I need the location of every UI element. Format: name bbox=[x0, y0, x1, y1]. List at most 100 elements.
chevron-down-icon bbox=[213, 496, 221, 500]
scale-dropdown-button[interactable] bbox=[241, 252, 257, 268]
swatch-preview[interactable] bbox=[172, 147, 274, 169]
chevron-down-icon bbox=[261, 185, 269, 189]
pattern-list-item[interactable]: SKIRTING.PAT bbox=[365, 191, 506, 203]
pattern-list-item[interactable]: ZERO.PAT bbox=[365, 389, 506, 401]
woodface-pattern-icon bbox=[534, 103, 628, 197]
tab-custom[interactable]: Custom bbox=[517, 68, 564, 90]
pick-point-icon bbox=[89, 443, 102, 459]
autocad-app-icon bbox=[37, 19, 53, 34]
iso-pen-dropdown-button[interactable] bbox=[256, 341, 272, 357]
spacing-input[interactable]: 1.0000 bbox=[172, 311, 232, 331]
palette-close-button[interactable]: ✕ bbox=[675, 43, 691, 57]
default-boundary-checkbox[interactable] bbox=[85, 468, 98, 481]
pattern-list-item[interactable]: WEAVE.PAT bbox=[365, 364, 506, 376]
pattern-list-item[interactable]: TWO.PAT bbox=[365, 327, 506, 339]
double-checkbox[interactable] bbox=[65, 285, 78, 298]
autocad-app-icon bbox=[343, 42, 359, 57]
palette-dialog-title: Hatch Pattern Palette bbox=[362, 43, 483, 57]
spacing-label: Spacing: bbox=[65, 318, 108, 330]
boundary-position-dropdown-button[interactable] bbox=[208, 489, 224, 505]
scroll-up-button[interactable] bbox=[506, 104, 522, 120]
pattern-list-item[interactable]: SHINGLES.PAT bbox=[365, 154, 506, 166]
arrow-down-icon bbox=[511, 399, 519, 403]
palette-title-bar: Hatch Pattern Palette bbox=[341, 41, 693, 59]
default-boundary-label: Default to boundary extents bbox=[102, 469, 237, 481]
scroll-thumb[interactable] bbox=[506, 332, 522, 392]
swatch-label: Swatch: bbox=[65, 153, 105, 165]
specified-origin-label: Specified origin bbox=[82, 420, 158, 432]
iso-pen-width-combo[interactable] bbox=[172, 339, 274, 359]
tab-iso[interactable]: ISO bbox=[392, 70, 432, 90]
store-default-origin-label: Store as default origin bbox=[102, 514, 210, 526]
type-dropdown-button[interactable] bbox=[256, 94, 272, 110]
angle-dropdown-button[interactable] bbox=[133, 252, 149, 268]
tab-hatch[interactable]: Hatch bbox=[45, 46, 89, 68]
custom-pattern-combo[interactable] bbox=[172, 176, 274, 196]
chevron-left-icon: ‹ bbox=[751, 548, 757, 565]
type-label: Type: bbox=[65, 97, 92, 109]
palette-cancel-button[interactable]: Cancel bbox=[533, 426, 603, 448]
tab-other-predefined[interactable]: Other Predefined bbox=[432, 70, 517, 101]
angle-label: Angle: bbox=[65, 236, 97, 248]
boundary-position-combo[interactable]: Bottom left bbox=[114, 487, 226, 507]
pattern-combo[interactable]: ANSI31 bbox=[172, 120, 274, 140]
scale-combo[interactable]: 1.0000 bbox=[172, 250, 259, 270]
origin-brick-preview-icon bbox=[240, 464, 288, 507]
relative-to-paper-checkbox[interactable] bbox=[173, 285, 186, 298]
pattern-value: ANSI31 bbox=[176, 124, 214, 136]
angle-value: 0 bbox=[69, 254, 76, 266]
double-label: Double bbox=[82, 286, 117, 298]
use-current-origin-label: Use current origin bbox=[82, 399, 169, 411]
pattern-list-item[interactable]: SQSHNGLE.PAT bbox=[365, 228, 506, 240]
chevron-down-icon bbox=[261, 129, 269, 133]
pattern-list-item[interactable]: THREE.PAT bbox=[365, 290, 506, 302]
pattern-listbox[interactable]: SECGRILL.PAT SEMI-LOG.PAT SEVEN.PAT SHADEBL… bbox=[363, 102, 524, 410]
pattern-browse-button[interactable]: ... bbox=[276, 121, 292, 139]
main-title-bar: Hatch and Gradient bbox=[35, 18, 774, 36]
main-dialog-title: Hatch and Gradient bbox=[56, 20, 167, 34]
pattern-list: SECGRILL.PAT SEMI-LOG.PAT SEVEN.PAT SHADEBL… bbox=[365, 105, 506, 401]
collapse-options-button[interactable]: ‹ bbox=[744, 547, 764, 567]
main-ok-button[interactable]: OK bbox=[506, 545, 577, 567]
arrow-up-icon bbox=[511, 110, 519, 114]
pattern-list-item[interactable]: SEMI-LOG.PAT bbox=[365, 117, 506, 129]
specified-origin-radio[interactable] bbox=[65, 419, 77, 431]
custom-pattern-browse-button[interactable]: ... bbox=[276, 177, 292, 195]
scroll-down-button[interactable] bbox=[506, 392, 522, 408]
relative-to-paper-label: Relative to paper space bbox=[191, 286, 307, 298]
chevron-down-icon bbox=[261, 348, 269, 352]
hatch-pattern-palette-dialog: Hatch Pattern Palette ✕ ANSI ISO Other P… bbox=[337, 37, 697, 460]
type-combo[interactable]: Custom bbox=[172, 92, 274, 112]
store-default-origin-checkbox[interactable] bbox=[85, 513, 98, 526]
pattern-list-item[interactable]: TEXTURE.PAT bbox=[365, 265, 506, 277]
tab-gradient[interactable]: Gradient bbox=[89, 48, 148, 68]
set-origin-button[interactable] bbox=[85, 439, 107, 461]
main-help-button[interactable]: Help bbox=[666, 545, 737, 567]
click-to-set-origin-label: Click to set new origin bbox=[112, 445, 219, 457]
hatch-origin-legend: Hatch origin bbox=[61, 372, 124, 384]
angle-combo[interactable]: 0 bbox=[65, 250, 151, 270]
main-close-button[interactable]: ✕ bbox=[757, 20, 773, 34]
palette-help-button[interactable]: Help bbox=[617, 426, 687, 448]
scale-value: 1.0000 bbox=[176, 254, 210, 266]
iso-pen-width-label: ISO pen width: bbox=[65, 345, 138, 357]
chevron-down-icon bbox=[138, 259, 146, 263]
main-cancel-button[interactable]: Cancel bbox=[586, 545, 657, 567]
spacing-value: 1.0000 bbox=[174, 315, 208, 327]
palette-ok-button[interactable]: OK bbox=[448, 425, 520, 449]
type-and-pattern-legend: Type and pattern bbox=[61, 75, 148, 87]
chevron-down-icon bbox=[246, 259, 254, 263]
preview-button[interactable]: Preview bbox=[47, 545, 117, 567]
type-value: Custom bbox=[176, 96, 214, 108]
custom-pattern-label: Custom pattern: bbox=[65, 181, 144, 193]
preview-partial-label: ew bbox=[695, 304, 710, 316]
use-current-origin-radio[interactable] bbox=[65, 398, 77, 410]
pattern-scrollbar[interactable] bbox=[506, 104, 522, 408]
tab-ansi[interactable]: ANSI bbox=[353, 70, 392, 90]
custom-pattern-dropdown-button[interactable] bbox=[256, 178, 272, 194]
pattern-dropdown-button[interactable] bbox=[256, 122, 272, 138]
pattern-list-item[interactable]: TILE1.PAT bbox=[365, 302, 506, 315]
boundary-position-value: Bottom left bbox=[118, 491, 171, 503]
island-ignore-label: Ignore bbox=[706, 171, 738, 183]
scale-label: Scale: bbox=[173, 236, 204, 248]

- [Exercise prompt] Reproduce each of the items above verbatim, line for line, without altering any character.

- [Result for this exercise]
I need the location of every UI element. Format: name bbox=[x0, y0, x1, y1]. List at most 100 elements.
chevron-down-icon bbox=[213, 496, 221, 500]
scale-dropdown-button[interactable] bbox=[241, 252, 257, 268]
swatch-preview[interactable] bbox=[172, 147, 274, 169]
chevron-down-icon bbox=[261, 185, 269, 189]
pattern-list-item[interactable]: SKIRTING.PAT bbox=[365, 191, 506, 203]
pattern-list-item[interactable]: ZERO.PAT bbox=[365, 389, 506, 401]
woodface-pattern-icon bbox=[534, 103, 628, 197]
tab-custom[interactable]: Custom bbox=[517, 68, 564, 90]
pick-point-icon bbox=[89, 443, 102, 459]
autocad-app-icon bbox=[37, 19, 53, 34]
iso-pen-dropdown-button[interactable] bbox=[256, 341, 272, 357]
spacing-input[interactable]: 1.0000 bbox=[172, 311, 232, 331]
palette-close-button[interactable]: ✕ bbox=[675, 43, 691, 57]
default-boundary-checkbox[interactable] bbox=[85, 468, 98, 481]
pattern-list-item[interactable]: WEAVE.PAT bbox=[365, 364, 506, 376]
pattern-list-item[interactable]: TWO.PAT bbox=[365, 327, 506, 339]
double-checkbox[interactable] bbox=[65, 285, 78, 298]
autocad-app-icon bbox=[343, 42, 359, 57]
palette-dialog-title: Hatch Pattern Palette bbox=[362, 43, 483, 57]
spacing-label: Spacing: bbox=[65, 318, 108, 330]
boundary-position-dropdown-button[interactable] bbox=[208, 489, 224, 505]
scroll-up-button[interactable] bbox=[506, 104, 522, 120]
pattern-list-item[interactable]: SHINGLES.PAT bbox=[365, 154, 506, 166]
arrow-down-icon bbox=[511, 399, 519, 403]
palette-title-bar: Hatch Pattern Palette bbox=[341, 41, 693, 59]
default-boundary-label: Default to boundary extents bbox=[102, 469, 237, 481]
scroll-thumb[interactable] bbox=[506, 332, 522, 392]
swatch-label: Swatch: bbox=[65, 153, 105, 165]
specified-origin-label: Specified origin bbox=[82, 420, 158, 432]
iso-pen-width-combo[interactable] bbox=[172, 339, 274, 359]
tab-iso[interactable]: ISO bbox=[392, 70, 432, 90]
store-default-origin-label: Store as default origin bbox=[102, 514, 210, 526]
type-dropdown-button[interactable] bbox=[256, 94, 272, 110]
angle-dropdown-button[interactable] bbox=[133, 252, 149, 268]
tab-hatch[interactable]: Hatch bbox=[45, 46, 89, 68]
custom-pattern-combo[interactable] bbox=[172, 176, 274, 196]
chevron-left-icon: ‹ bbox=[751, 548, 757, 565]
type-label: Type: bbox=[65, 97, 92, 109]
palette-cancel-button[interactable]: Cancel bbox=[533, 426, 603, 448]
tab-other-predefined[interactable]: Other Predefined bbox=[432, 70, 517, 101]
angle-label: Angle: bbox=[65, 236, 97, 248]
boundary-position-combo[interactable]: Bottom left bbox=[114, 487, 226, 507]
pattern-combo[interactable]: ANSI31 bbox=[172, 120, 274, 140]
scale-combo[interactable]: 1.0000 bbox=[172, 250, 259, 270]
origin-brick-preview-icon bbox=[240, 464, 288, 507]
relative-to-paper-checkbox[interactable] bbox=[173, 285, 186, 298]
pattern-value: ANSI31 bbox=[176, 124, 214, 136]
angle-value: 0 bbox=[69, 254, 76, 266]
double-label: Double bbox=[82, 286, 117, 298]
use-current-origin-label: Use current origin bbox=[82, 399, 169, 411]
pattern-list-item[interactable]: SQSHNGLE.PAT bbox=[365, 228, 506, 240]
chevron-down-icon bbox=[261, 129, 269, 133]
pattern-list-item[interactable]: THREE.PAT bbox=[365, 290, 506, 302]
pattern-listbox[interactable]: SECGRILL.PAT SEMI-LOG.PAT SEVEN.PAT SHADEBL… bbox=[363, 102, 524, 410]
pattern-browse-button[interactable]: ... bbox=[276, 121, 292, 139]
main-title-bar: Hatch and Gradient bbox=[35, 18, 774, 36]
main-dialog-title: Hatch and Gradient bbox=[56, 20, 167, 34]
pattern-list: SECGRILL.PAT SEMI-LOG.PAT SEVEN.PAT SHADEBL… bbox=[365, 105, 506, 401]
collapse-options-button[interactable]: ‹ bbox=[744, 547, 764, 567]
main-ok-button[interactable]: OK bbox=[506, 545, 577, 567]
arrow-up-icon bbox=[511, 110, 519, 114]
pattern-list-item[interactable]: SEMI-LOG.PAT bbox=[365, 117, 506, 129]
specified-origin-radio[interactable] bbox=[65, 419, 77, 431]
custom-pattern-browse-button[interactable]: ... bbox=[276, 177, 292, 195]
scroll-down-button[interactable] bbox=[506, 392, 522, 408]
relative-to-paper-label: Relative to paper space bbox=[191, 286, 307, 298]
chevron-down-icon bbox=[261, 348, 269, 352]
hatch-pattern-palette-dialog: Hatch Pattern Palette ✕ ANSI ISO Other P… bbox=[337, 37, 697, 460]
type-combo[interactable]: Custom bbox=[172, 92, 274, 112]
store-default-origin-checkbox[interactable] bbox=[85, 513, 98, 526]
pattern-list-item[interactable]: TEXTURE.PAT bbox=[365, 265, 506, 277]
tab-gradient[interactable]: Gradient bbox=[89, 48, 148, 68]
set-origin-button[interactable] bbox=[85, 439, 107, 461]
main-help-button[interactable]: Help bbox=[666, 545, 737, 567]
click-to-set-origin-label: Click to set new origin bbox=[112, 445, 219, 457]
hatch-origin-legend: Hatch origin bbox=[61, 372, 124, 384]
angle-combo[interactable]: 0 bbox=[65, 250, 151, 270]
main-close-button[interactable]: ✕ bbox=[757, 20, 773, 34]
palette-help-button[interactable]: Help bbox=[617, 426, 687, 448]
scale-value: 1.0000 bbox=[176, 254, 210, 266]
iso-pen-width-label: ISO pen width: bbox=[65, 345, 138, 357]
chevron-down-icon bbox=[138, 259, 146, 263]
main-cancel-button[interactable]: Cancel bbox=[586, 545, 657, 567]
spacing-value: 1.0000 bbox=[174, 315, 208, 327]
palette-ok-button[interactable]: OK bbox=[448, 425, 520, 449]
type-and-pattern-legend: Type and pattern bbox=[61, 75, 148, 87]
chevron-down-icon bbox=[246, 259, 254, 263]
preview-button[interactable]: Preview bbox=[47, 545, 117, 567]
type-value: Custom bbox=[176, 96, 214, 108]
custom-pattern-label: Custom pattern: bbox=[65, 181, 144, 193]
preview-partial-label: ew bbox=[695, 304, 710, 316]
use-current-origin-radio[interactable] bbox=[65, 398, 77, 410]
pattern-scrollbar[interactable] bbox=[506, 104, 522, 408]
tab-ansi[interactable]: ANSI bbox=[353, 70, 392, 90]
custom-pattern-dropdown-button[interactable] bbox=[256, 178, 272, 194]
pattern-dropdown-button[interactable] bbox=[256, 122, 272, 138]
pattern-list-item[interactable]: TILE1.PAT bbox=[365, 302, 506, 315]
boundary-position-value: Bottom left bbox=[118, 491, 171, 503]
island-ignore-label: Ignore bbox=[706, 171, 738, 183]
scale-label: Scale: bbox=[173, 236, 204, 248]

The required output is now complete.